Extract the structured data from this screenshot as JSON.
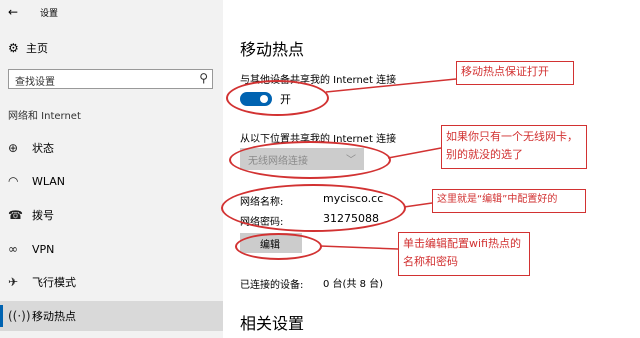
{
  "window": {
    "title": "设置"
  },
  "sidebar": {
    "home_label": "主页",
    "search_placeholder": "查找设置",
    "section_title": "网络和 Internet",
    "items": [
      {
        "label": "状态",
        "icon": "globe-icon"
      },
      {
        "label": "WLAN",
        "icon": "wifi-icon"
      },
      {
        "label": "拨号",
        "icon": "dialup-icon"
      },
      {
        "label": "VPN",
        "icon": "vpn-icon"
      },
      {
        "label": "飞行模式",
        "icon": "airplane-icon"
      },
      {
        "label": "移动热点",
        "icon": "hotspot-icon",
        "active": true
      }
    ]
  },
  "main": {
    "title": "移动热点",
    "share_label": "与其他设备共享我的 Internet 连接",
    "toggle_state": "开",
    "share_from_label": "从以下位置共享我的 Internet 连接",
    "share_from_value": "无线网络连接",
    "network_name_label": "网络名称:",
    "network_name": "mycisco.cc",
    "network_password_label": "网络密码:",
    "network_password": "31275088",
    "edit_button": "编辑",
    "connected_label": "已连接的设备:",
    "connected_value": "0 台(共 8 台)",
    "related_title": "相关设置"
  },
  "annotations": [
    {
      "text": "移动热点保证打开"
    },
    {
      "text": "如果你只有一个无线网卡，别的就没的选了"
    },
    {
      "text": "这里就是“编辑”中配置好的"
    },
    {
      "text": "单击编辑配置wifi热点的名称和密码"
    }
  ],
  "colors": {
    "accent": "#0063b1",
    "annotation": "#d23232"
  }
}
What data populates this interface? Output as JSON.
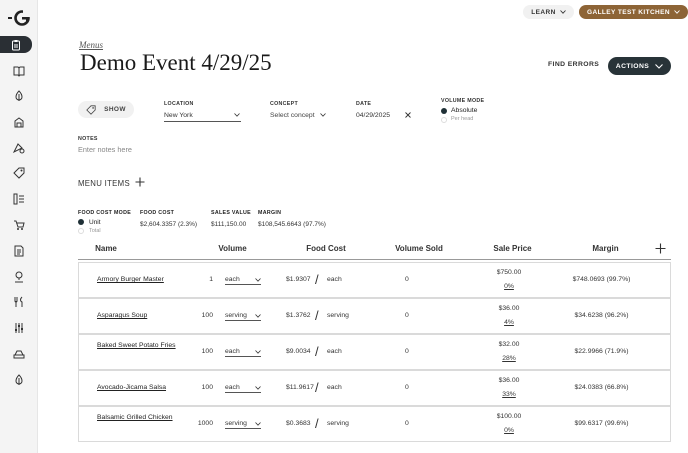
{
  "nav": {
    "items": [
      {
        "icon": "clipboard-icon",
        "active": true
      },
      {
        "icon": "book-icon"
      },
      {
        "icon": "lightbulb-icon"
      },
      {
        "icon": "inventory-icon"
      },
      {
        "icon": "recipe-icon"
      },
      {
        "icon": "tag-icon"
      },
      {
        "icon": "list-icon"
      },
      {
        "icon": "cart-icon"
      },
      {
        "icon": "report-icon"
      },
      {
        "icon": "location-icon"
      },
      {
        "icon": "utensils-icon"
      },
      {
        "icon": "sliders-icon"
      },
      {
        "icon": "scale-icon"
      },
      {
        "icon": "idea-icon"
      }
    ]
  },
  "header": {
    "learn_label": "LEARN",
    "kitchen_label": "GALLEY TEST KITCHEN",
    "breadcrumb": "Menus",
    "title": "Demo Event 4/29/25",
    "find_errors": "FIND ERRORS",
    "actions": "ACTIONS"
  },
  "filters": {
    "show_label": "SHOW",
    "location_label": "LOCATION",
    "location_value": "New York",
    "concept_label": "CONCEPT",
    "concept_placeholder": "Select concept",
    "date_label": "DATE",
    "date_value": "04/29/2025",
    "volume_mode_label": "VOLUME MODE",
    "volume_mode_options": [
      "Absolute",
      "Per head"
    ],
    "volume_mode_selected": "Absolute",
    "notes_label": "NOTES",
    "notes_placeholder": "Enter notes here"
  },
  "menu_items_label": "MENU ITEMS",
  "summary": {
    "food_cost_mode_label": "FOOD COST MODE",
    "food_cost_mode_options": [
      "Unit",
      "Total"
    ],
    "food_cost_mode_selected": "Unit",
    "food_cost_label": "FOOD COST",
    "food_cost_value": "$2,604.3357 (2.3%)",
    "sales_value_label": "SALES VALUE",
    "sales_value_value": "$111,150.00",
    "margin_label": "MARGIN",
    "margin_value": "$108,545.6643 (97.7%)"
  },
  "table": {
    "columns": [
      "Name",
      "Volume",
      "Food Cost",
      "Volume Sold",
      "Sale Price",
      "Margin"
    ],
    "rows": [
      {
        "name": "Armory Burger Master",
        "volume": "1",
        "unit": "each",
        "food_cost": "$1.9307",
        "food_cost_unit": "each",
        "volume_sold": "0",
        "sale_price": "$750.00",
        "sale_pct": "0%",
        "margin": "$748.0693 (99.7%)"
      },
      {
        "name": "Asparagus Soup",
        "volume": "100",
        "unit": "serving",
        "food_cost": "$1.3762",
        "food_cost_unit": "serving",
        "volume_sold": "0",
        "sale_price": "$36.00",
        "sale_pct": "4%",
        "margin": "$34.6238 (96.2%)"
      },
      {
        "name": "Baked Sweet Potato Fries",
        "volume": "100",
        "unit": "each",
        "food_cost": "$9.0034",
        "food_cost_unit": "each",
        "volume_sold": "0",
        "sale_price": "$32.00",
        "sale_pct": "28%",
        "margin": "$22.9966 (71.9%)"
      },
      {
        "name": "Avocado-Jicama Salsa",
        "volume": "100",
        "unit": "each",
        "food_cost": "$11.9617",
        "food_cost_unit": "each",
        "volume_sold": "0",
        "sale_price": "$36.00",
        "sale_pct": "33%",
        "margin": "$24.0383 (66.8%)"
      },
      {
        "name": "Balsamic Grilled Chicken",
        "volume": "1000",
        "unit": "serving",
        "food_cost": "$0.3683",
        "food_cost_unit": "serving",
        "volume_sold": "0",
        "sale_price": "$100.00",
        "sale_pct": "0%",
        "margin": "$99.6317 (99.6%)"
      }
    ]
  },
  "colors": {
    "accent": "#283338",
    "brand": "#8d6436",
    "active_nav": "#2a2f34"
  }
}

☆ ☆ ☆ ☆ ☆

● **Work to complete**
From the records given above, reproduce all text exactly and exclude each picture.

● **Reply**
Extract the structured data from this screenshot as JSON.
{
  "window": {
    "title": "设置"
  },
  "sidebar": {
    "home_label": "主页",
    "search_placeholder": "查找设置",
    "section_title": "网络和 Internet",
    "items": [
      {
        "label": "状态",
        "icon": "globe-icon"
      },
      {
        "label": "WLAN",
        "icon": "wifi-icon"
      },
      {
        "label": "拨号",
        "icon": "dialup-icon"
      },
      {
        "label": "VPN",
        "icon": "vpn-icon"
      },
      {
        "label": "飞行模式",
        "icon": "airplane-icon"
      },
      {
        "label": "移动热点",
        "icon": "hotspot-icon",
        "active": true
      }
    ]
  },
  "main": {
    "title": "移动热点",
    "share_label": "与其他设备共享我的 Internet 连接",
    "toggle_state": "开",
    "share_from_label": "从以下位置共享我的 Internet 连接",
    "share_from_value": "无线网络连接",
    "network_name_label": "网络名称:",
    "network_name": "mycisco.cc",
    "network_password_label": "网络密码:",
    "network_password": "31275088",
    "edit_button": "编辑",
    "connected_label": "已连接的设备:",
    "connected_value": "0 台(共 8 台)",
    "related_title": "相关设置"
  },
  "annotations": [
    {
      "text": "移动热点保证打开"
    },
    {
      "text": "如果你只有一个无线网卡，别的就没的选了"
    },
    {
      "text": "这里就是“编辑”中配置好的"
    },
    {
      "text": "单击编辑配置wifi热点的名称和密码"
    }
  ],
  "colors": {
    "accent": "#0063b1",
    "annotation": "#d23232"
  }
}
What data populates this interface? Output as JSON.
{
  "nav": {
    "items": [
      {
        "icon": "clipboard-icon",
        "active": true
      },
      {
        "icon": "book-icon"
      },
      {
        "icon": "lightbulb-icon"
      },
      {
        "icon": "inventory-icon"
      },
      {
        "icon": "recipe-icon"
      },
      {
        "icon": "tag-icon"
      },
      {
        "icon": "list-icon"
      },
      {
        "icon": "cart-icon"
      },
      {
        "icon": "report-icon"
      },
      {
        "icon": "location-icon"
      },
      {
        "icon": "utensils-icon"
      },
      {
        "icon": "sliders-icon"
      },
      {
        "icon": "scale-icon"
      },
      {
        "icon": "idea-icon"
      }
    ]
  },
  "header": {
    "learn_label": "LEARN",
    "kitchen_label": "GALLEY TEST KITCHEN",
    "breadcrumb": "Menus",
    "title": "Demo Event 4/29/25",
    "find_errors": "FIND ERRORS",
    "actions": "ACTIONS"
  },
  "filters": {
    "show_label": "SHOW",
    "location_label": "LOCATION",
    "location_value": "New York",
    "concept_label": "CONCEPT",
    "concept_placeholder": "Select concept",
    "date_label": "DATE",
    "date_value": "04/29/2025",
    "volume_mode_label": "VOLUME MODE",
    "volume_mode_options": [
      "Absolute",
      "Per head"
    ],
    "volume_mode_selected": "Absolute",
    "notes_label": "NOTES",
    "notes_placeholder": "Enter notes here"
  },
  "menu_items_label": "MENU ITEMS",
  "summary": {
    "food_cost_mode_label": "FOOD COST MODE",
    "food_cost_mode_options": [
      "Unit",
      "Total"
    ],
    "food_cost_mode_selected": "Unit",
    "food_cost_label": "FOOD COST",
    "food_cost_value": "$2,604.3357 (2.3%)",
    "sales_value_label": "SALES VALUE",
    "sales_value_value": "$111,150.00",
    "margin_label": "MARGIN",
    "margin_value": "$108,545.6643 (97.7%)"
  },
  "table": {
    "columns": [
      "Name",
      "Volume",
      "Food Cost",
      "Volume Sold",
      "Sale Price",
      "Margin"
    ],
    "rows": [
      {
        "name": "Armory Burger Master",
        "volume": "1",
        "unit": "each",
        "food_cost": "$1.9307",
        "food_cost_unit": "each",
        "volume_sold": "0",
        "sale_price": "$750.00",
        "sale_pct": "0%",
        "margin": "$748.0693 (99.7%)"
      },
      {
        "name": "Asparagus Soup",
        "volume": "100",
        "unit": "serving",
        "food_cost": "$1.3762",
        "food_cost_unit": "serving",
        "volume_sold": "0",
        "sale_price": "$36.00",
        "sale_pct": "4%",
        "margin": "$34.6238 (96.2%)"
      },
      {
        "name": "Baked Sweet Potato Fries",
        "volume": "100",
        "unit": "each",
        "food_cost": "$9.0034",
        "food_cost_unit": "each",
        "volume_sold": "0",
        "sale_price": "$32.00",
        "sale_pct": "28%",
        "margin": "$22.9966 (71.9%)"
      },
      {
        "name": "Avocado-Jicama Salsa",
        "volume": "100",
        "unit": "each",
        "food_cost": "$11.9617",
        "food_cost_unit": "each",
        "volume_sold": "0",
        "sale_price": "$36.00",
        "sale_pct": "33%",
        "margin": "$24.0383 (66.8%)"
      },
      {
        "name": "Balsamic Grilled Chicken",
        "volume": "1000",
        "unit": "serving",
        "food_cost": "$0.3683",
        "food_cost_unit": "serving",
        "volume_sold": "0",
        "sale_price": "$100.00",
        "sale_pct": "0%",
        "margin": "$99.6317 (99.6%)"
      }
    ]
  },
  "colors": {
    "accent": "#283338",
    "brand": "#8d6436",
    "active_nav": "#2a2f34"
  }
}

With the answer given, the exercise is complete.